SET TASK: Pick out every line with the word "coordinate" and copy it.

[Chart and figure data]
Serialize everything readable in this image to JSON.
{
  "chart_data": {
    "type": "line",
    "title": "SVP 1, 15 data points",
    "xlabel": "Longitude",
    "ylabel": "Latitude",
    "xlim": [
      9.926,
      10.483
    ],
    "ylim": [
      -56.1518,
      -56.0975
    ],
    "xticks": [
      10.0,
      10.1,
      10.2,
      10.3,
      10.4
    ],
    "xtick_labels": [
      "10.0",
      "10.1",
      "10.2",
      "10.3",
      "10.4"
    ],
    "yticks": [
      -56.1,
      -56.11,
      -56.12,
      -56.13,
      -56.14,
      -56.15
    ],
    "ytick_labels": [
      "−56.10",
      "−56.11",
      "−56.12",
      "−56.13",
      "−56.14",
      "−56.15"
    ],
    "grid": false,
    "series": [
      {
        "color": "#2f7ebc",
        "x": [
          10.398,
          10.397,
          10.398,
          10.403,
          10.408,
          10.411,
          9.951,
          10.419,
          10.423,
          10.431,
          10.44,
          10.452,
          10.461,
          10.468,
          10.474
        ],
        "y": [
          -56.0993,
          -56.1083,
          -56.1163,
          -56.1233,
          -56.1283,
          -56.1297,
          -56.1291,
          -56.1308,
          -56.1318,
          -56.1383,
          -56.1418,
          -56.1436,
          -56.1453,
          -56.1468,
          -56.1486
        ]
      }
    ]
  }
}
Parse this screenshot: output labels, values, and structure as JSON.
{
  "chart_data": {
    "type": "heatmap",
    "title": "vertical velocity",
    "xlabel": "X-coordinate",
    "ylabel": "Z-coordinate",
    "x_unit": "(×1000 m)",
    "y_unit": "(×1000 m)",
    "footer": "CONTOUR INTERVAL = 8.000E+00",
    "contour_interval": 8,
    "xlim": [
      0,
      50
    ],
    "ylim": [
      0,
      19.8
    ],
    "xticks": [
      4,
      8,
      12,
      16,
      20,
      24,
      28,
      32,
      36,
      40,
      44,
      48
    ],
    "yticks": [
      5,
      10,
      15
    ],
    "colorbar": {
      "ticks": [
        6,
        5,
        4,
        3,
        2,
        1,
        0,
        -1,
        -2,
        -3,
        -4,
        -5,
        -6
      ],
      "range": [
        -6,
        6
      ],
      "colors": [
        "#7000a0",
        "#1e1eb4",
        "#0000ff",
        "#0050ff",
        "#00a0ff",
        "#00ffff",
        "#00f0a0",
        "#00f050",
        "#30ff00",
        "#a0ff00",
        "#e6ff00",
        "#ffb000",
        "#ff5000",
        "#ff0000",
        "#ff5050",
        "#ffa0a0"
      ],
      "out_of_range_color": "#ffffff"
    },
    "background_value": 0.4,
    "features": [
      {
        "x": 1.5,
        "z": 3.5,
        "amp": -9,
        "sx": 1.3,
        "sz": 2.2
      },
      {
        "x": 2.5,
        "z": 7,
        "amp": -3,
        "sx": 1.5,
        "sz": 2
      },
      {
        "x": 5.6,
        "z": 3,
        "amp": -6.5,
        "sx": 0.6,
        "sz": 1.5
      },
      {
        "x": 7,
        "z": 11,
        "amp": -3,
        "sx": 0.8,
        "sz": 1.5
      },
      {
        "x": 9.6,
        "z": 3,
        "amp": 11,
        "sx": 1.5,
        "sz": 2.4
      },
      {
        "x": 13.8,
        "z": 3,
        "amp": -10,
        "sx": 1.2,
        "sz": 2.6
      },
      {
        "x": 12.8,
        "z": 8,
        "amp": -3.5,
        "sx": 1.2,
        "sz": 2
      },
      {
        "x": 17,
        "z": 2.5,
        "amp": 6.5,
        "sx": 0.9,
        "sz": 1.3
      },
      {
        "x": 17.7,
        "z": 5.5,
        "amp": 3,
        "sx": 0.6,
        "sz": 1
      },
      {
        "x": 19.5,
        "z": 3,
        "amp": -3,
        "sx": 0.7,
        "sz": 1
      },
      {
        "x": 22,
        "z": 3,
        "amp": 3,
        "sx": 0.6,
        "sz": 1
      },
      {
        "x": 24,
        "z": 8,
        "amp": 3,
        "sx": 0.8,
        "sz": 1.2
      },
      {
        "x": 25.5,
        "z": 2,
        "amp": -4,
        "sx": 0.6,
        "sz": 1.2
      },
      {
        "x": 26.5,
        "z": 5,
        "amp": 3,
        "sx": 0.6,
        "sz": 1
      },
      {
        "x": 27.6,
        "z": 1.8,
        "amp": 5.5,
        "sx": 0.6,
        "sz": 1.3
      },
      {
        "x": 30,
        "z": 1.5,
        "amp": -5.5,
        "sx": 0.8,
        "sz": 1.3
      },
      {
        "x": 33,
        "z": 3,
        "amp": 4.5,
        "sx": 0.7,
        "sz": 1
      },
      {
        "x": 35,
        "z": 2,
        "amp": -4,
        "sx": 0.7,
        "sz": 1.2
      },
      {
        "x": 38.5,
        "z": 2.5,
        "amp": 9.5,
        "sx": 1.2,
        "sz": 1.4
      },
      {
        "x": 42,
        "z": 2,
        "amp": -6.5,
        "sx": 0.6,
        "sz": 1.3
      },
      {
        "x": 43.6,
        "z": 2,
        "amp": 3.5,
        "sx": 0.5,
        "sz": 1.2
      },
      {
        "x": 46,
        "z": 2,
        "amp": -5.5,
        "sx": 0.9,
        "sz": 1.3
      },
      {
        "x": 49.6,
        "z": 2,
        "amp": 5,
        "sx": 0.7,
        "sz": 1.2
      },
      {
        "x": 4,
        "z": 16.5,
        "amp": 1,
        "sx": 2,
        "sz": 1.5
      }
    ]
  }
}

SOLUTION FOR THIS PROBLEM:
    "xlabel": "X-coordinate",
    "ylabel": "Z-coordinate",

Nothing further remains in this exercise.